*Required work*. Gather all lines in the data that hold the string "Cuvee".

[Stored data]
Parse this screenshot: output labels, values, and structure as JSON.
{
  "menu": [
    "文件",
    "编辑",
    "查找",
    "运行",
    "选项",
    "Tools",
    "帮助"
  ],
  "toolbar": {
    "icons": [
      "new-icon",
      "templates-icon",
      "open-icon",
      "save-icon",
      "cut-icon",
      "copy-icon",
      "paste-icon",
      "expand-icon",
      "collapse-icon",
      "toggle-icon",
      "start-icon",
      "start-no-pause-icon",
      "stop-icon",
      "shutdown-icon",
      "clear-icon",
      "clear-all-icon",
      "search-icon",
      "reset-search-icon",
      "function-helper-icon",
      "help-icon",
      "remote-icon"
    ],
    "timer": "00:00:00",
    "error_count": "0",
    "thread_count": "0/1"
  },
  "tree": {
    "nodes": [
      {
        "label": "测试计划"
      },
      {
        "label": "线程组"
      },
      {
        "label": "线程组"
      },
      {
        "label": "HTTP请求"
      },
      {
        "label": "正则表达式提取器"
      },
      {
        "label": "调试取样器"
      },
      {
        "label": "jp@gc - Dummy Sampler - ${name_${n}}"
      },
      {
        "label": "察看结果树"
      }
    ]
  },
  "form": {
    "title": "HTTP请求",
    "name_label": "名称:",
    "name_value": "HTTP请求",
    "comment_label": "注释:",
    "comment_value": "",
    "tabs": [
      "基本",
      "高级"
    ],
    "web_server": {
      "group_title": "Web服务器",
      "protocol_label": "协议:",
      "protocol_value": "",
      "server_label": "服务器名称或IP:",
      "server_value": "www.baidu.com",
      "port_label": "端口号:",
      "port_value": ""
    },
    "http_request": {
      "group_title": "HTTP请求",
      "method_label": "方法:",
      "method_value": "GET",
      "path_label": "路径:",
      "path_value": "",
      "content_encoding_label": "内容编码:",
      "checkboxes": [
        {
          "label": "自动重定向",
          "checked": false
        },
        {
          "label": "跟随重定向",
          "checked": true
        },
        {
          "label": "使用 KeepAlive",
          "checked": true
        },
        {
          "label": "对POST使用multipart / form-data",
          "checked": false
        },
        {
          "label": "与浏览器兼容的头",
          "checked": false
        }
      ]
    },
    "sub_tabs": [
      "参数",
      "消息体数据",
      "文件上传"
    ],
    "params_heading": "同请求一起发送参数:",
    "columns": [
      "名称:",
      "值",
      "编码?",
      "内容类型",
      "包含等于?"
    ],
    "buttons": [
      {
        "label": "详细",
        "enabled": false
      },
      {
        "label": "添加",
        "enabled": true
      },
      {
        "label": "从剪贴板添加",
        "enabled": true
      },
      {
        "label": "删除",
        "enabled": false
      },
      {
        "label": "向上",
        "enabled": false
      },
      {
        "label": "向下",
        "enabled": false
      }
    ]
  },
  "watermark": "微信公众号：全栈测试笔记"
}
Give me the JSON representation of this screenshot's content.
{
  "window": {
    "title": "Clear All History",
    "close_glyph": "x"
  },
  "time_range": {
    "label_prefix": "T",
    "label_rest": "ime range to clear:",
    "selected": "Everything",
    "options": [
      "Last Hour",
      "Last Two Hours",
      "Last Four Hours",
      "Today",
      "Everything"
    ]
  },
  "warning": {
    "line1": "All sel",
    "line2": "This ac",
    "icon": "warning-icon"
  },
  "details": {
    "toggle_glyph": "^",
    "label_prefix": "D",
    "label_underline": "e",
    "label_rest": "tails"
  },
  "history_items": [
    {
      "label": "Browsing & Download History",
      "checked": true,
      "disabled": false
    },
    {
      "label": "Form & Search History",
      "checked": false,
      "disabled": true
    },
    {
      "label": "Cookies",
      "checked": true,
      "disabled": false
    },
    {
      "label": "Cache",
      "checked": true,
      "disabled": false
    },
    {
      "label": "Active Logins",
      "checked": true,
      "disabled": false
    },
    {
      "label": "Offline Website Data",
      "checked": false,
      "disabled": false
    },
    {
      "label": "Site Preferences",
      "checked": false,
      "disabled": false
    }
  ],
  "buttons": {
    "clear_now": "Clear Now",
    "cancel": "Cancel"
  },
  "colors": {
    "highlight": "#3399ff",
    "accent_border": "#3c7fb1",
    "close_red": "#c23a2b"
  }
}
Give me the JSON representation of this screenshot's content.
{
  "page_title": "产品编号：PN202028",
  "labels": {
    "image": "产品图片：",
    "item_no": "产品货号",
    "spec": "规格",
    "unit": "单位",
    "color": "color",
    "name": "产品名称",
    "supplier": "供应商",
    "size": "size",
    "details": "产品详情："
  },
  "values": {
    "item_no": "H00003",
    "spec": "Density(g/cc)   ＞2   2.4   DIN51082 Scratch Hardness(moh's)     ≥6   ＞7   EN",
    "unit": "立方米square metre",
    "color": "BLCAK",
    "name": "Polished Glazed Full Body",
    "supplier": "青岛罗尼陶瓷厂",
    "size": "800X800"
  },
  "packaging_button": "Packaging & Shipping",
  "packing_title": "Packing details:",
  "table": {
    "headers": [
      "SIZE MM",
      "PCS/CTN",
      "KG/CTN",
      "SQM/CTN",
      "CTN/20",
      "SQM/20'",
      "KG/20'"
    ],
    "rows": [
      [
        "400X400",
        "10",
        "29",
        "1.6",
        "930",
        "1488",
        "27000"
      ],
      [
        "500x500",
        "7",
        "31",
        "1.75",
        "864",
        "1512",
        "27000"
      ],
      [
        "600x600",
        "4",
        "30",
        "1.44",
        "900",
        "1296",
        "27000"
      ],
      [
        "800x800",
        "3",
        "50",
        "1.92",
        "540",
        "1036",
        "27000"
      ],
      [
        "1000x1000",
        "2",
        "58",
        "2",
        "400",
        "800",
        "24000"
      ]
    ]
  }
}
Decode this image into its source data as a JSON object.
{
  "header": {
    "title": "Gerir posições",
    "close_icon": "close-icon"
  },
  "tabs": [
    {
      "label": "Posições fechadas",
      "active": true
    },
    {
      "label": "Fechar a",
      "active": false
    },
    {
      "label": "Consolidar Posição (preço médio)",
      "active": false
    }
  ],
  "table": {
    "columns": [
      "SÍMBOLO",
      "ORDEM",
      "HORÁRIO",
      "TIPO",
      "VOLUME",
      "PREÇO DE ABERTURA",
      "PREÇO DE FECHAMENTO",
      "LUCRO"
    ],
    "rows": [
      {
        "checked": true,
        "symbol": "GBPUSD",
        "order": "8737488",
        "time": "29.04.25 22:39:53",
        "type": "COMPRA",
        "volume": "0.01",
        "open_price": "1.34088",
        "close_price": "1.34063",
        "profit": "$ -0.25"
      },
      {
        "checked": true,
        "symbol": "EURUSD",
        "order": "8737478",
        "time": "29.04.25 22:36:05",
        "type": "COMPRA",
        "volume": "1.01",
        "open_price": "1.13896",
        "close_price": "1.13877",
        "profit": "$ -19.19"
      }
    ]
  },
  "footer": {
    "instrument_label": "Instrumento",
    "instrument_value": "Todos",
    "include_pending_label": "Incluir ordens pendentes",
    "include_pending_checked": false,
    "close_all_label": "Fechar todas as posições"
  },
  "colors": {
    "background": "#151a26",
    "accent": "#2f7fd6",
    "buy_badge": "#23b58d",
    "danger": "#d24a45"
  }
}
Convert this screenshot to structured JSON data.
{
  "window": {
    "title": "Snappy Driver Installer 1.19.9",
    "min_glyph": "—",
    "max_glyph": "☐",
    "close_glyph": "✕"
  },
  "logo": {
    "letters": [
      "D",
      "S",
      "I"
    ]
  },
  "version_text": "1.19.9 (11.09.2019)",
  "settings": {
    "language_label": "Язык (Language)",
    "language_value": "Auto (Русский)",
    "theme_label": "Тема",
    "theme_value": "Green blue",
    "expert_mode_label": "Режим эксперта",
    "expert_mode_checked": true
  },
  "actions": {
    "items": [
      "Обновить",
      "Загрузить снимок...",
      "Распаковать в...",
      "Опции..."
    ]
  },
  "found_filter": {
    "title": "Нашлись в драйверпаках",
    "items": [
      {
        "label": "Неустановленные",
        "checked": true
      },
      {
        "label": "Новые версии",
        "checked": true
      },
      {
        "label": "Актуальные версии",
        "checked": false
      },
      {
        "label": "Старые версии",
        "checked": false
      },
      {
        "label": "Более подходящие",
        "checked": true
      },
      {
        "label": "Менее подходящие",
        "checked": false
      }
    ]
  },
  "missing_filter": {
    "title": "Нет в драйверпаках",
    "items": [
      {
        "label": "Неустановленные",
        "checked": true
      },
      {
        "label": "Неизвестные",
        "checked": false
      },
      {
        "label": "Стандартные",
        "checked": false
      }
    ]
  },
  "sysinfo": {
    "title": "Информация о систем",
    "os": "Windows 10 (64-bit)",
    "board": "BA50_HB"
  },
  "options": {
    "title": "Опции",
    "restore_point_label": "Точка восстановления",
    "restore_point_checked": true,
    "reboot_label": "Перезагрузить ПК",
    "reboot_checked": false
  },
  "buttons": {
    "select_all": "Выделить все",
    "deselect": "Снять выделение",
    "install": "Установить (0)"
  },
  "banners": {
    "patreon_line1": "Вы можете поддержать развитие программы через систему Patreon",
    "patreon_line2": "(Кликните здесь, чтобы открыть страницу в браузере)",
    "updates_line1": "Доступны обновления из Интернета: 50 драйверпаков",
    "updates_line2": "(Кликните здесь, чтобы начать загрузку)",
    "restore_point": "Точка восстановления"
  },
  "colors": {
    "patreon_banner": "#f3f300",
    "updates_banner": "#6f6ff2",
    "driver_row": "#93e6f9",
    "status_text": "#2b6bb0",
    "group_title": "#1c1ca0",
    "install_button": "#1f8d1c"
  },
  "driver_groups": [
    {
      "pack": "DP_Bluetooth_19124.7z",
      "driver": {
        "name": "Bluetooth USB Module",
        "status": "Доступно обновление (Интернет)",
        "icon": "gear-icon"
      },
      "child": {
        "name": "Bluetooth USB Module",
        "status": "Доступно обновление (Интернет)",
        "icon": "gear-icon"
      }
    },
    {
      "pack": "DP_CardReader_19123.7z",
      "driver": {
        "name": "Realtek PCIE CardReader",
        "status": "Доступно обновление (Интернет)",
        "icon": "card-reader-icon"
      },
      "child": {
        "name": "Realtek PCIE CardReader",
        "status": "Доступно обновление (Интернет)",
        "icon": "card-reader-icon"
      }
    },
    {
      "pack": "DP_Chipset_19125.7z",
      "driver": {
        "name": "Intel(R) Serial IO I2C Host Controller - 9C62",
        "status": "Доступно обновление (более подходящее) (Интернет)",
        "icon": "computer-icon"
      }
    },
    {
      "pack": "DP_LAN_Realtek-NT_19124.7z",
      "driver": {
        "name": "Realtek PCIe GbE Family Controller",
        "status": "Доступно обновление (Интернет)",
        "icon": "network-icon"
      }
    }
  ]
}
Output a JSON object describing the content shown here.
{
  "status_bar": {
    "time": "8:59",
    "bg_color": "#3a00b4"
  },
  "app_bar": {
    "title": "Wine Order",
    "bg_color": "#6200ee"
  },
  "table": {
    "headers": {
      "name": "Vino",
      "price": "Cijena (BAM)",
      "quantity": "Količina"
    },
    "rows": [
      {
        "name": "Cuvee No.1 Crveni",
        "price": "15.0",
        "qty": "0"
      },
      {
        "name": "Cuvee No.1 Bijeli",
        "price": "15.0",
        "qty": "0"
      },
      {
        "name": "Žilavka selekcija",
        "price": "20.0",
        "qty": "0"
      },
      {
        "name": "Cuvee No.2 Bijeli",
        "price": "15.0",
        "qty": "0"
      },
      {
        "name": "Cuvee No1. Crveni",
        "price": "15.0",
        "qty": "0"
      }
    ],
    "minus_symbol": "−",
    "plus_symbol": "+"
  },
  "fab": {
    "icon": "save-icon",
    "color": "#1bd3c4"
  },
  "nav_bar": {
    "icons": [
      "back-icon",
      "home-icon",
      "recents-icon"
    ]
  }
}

*Expected answer*.
        "name": "Cuvee No.1 Crveni",
        "name": "Cuvee No.1 Bijeli",
        "name": "Cuvee No.2 Bijeli",
        "name": "Cuvee No1. Crveni",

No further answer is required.